*Work to be completed*. Each entry below must be repeated exactly, with pictures left out.

────────

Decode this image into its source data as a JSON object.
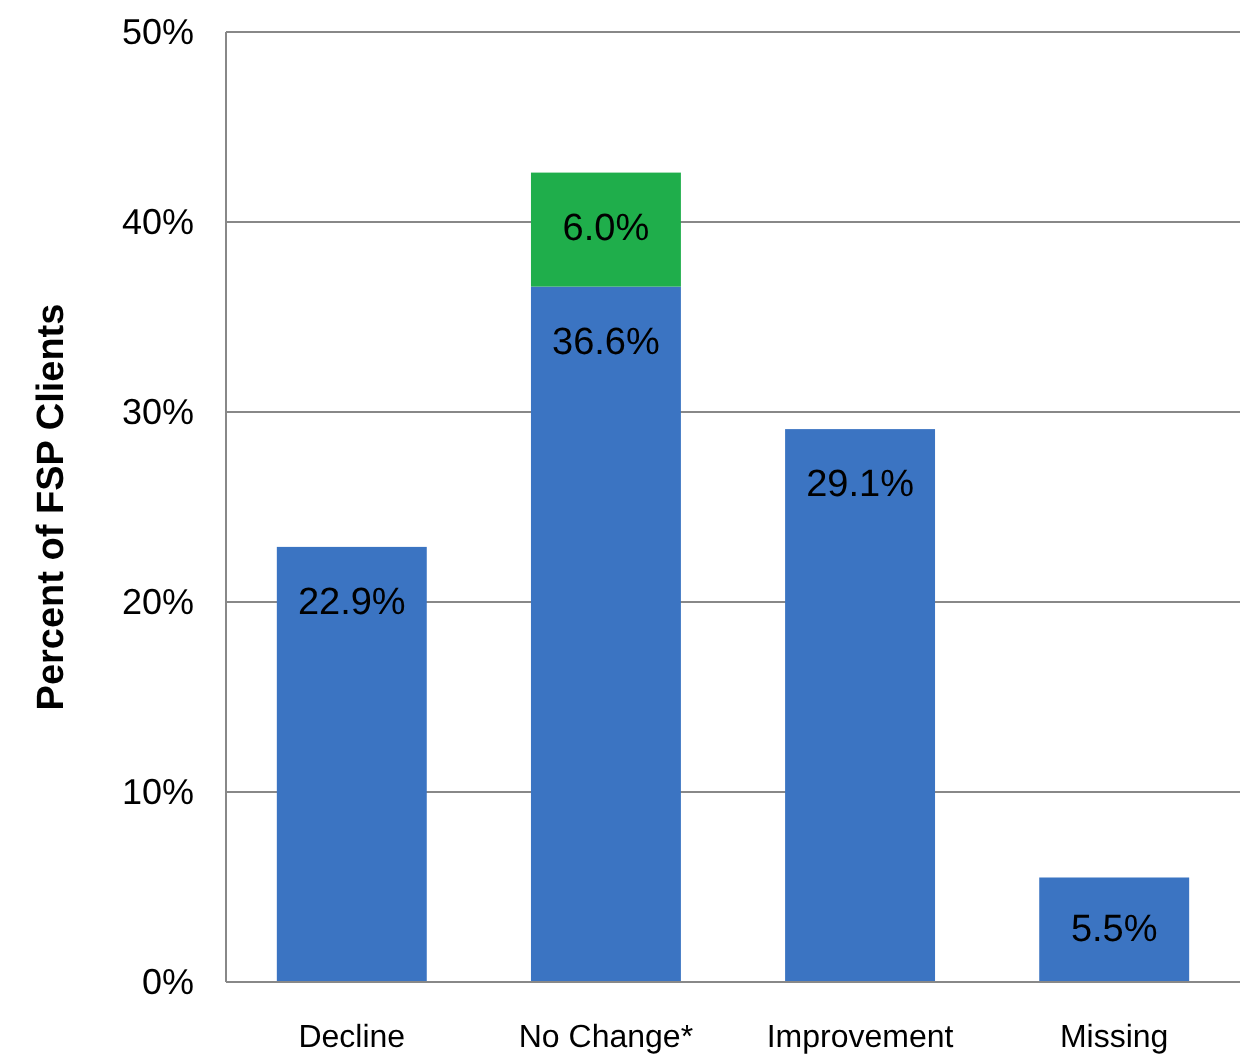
{
  "chart_data": {
    "type": "bar",
    "stacked": true,
    "ylabel": "Percent of FSP Clients",
    "categories": [
      "Decline",
      "No Change*",
      "Improvement",
      "Missing"
    ],
    "series": [
      {
        "color": "#3b74c2",
        "values": [
          22.9,
          36.6,
          29.1,
          5.5
        ],
        "value_labels": [
          "22.9%",
          "36.6%",
          "29.1%",
          "5.5%"
        ]
      },
      {
        "color": "#1fae4b",
        "values": [
          null,
          6.0,
          null,
          null
        ],
        "value_labels": [
          null,
          "6.0%",
          null,
          null
        ]
      }
    ],
    "ylim": [
      0,
      50
    ],
    "yticks": [
      {
        "value": 0,
        "label": "0%"
      },
      {
        "value": 10,
        "label": "10%"
      },
      {
        "value": 20,
        "label": "20%"
      },
      {
        "value": 30,
        "label": "30%"
      },
      {
        "value": 40,
        "label": "40%"
      },
      {
        "value": 50,
        "label": "50%"
      }
    ],
    "grid": "y"
  }
}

────────

*In response*.
Decode this image into its source data as a JSON object.
{
  "chart_data": {
    "type": "bar",
    "stacked": true,
    "ylabel": "Percent of FSP Clients",
    "categories": [
      "Decline",
      "No Change*",
      "Improvement",
      "Missing"
    ],
    "series": [
      {
        "color": "#3b74c2",
        "values": [
          22.9,
          36.6,
          29.1,
          5.5
        ],
        "value_labels": [
          "22.9%",
          "36.6%",
          "29.1%",
          "5.5%"
        ]
      },
      {
        "color": "#1fae4b",
        "values": [
          null,
          6.0,
          null,
          null
        ],
        "value_labels": [
          null,
          "6.0%",
          null,
          null
        ]
      }
    ],
    "ylim": [
      0,
      50
    ],
    "yticks": [
      {
        "value": 0,
        "label": "0%"
      },
      {
        "value": 10,
        "label": "10%"
      },
      {
        "value": 20,
        "label": "20%"
      },
      {
        "value": 30,
        "label": "30%"
      },
      {
        "value": 40,
        "label": "40%"
      },
      {
        "value": 50,
        "label": "50%"
      }
    ],
    "grid": "y"
  }
}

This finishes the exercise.